Could you transcribe the material below exactly, without leaving out a single line?

━━━━━━━━━━━━━━━━━━━━━━━━━━━━━━

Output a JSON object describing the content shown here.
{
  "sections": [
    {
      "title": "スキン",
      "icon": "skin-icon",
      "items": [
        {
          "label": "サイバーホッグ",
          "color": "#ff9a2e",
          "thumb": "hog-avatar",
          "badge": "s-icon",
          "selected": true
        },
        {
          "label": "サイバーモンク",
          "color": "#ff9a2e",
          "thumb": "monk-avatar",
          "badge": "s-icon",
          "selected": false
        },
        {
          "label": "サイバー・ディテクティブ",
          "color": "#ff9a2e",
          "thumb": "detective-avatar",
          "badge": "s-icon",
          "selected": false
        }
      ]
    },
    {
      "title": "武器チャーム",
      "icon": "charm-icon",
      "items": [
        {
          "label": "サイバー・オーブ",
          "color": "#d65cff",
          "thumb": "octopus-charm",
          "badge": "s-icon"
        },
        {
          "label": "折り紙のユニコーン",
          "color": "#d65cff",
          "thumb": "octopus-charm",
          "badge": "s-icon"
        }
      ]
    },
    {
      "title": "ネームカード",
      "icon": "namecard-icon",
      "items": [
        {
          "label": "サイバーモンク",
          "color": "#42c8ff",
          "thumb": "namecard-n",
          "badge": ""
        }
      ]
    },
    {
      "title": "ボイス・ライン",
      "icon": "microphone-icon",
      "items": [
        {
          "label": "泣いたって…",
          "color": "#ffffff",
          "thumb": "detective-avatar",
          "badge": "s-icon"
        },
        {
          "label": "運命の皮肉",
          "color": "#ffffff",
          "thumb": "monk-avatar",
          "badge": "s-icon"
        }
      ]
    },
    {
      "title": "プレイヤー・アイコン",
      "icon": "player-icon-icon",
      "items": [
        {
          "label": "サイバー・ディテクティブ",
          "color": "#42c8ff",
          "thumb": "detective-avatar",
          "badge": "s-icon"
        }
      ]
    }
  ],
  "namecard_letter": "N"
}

━━━━━━━━━━━━━━━━━━━━━━━━━━━━━━

| Exercise answer |
Output a JSON object describing the content shown here.
{
  "sections": [
    {
      "title": "スキン",
      "icon": "skin-icon",
      "items": [
        {
          "label": "サイバーホッグ",
          "color": "#ff9a2e",
          "thumb": "hog-avatar",
          "badge": "s-icon",
          "selected": true
        },
        {
          "label": "サイバーモンク",
          "color": "#ff9a2e",
          "thumb": "monk-avatar",
          "badge": "s-icon",
          "selected": false
        },
        {
          "label": "サイバー・ディテクティブ",
          "color": "#ff9a2e",
          "thumb": "detective-avatar",
          "badge": "s-icon",
          "selected": false
        }
      ]
    },
    {
      "title": "武器チャーム",
      "icon": "charm-icon",
      "items": [
        {
          "label": "サイバー・オーブ",
          "color": "#d65cff",
          "thumb": "octopus-charm",
          "badge": "s-icon"
        },
        {
          "label": "折り紙のユニコーン",
          "color": "#d65cff",
          "thumb": "octopus-charm",
          "badge": "s-icon"
        }
      ]
    },
    {
      "title": "ネームカード",
      "icon": "namecard-icon",
      "items": [
        {
          "label": "サイバーモンク",
          "color": "#42c8ff",
          "thumb": "namecard-n",
          "badge": ""
        }
      ]
    },
    {
      "title": "ボイス・ライン",
      "icon": "microphone-icon",
      "items": [
        {
          "label": "泣いたって…",
          "color": "#ffffff",
          "thumb": "detective-avatar",
          "badge": "s-icon"
        },
        {
          "label": "運命の皮肉",
          "color": "#ffffff",
          "thumb": "monk-avatar",
          "badge": "s-icon"
        }
      ]
    },
    {
      "title": "プレイヤー・アイコン",
      "icon": "player-icon-icon",
      "items": [
        {
          "label": "サイバー・ディテクティブ",
          "color": "#42c8ff",
          "thumb": "detective-avatar",
          "badge": "s-icon"
        }
      ]
    }
  ],
  "namecard_letter": "N"
}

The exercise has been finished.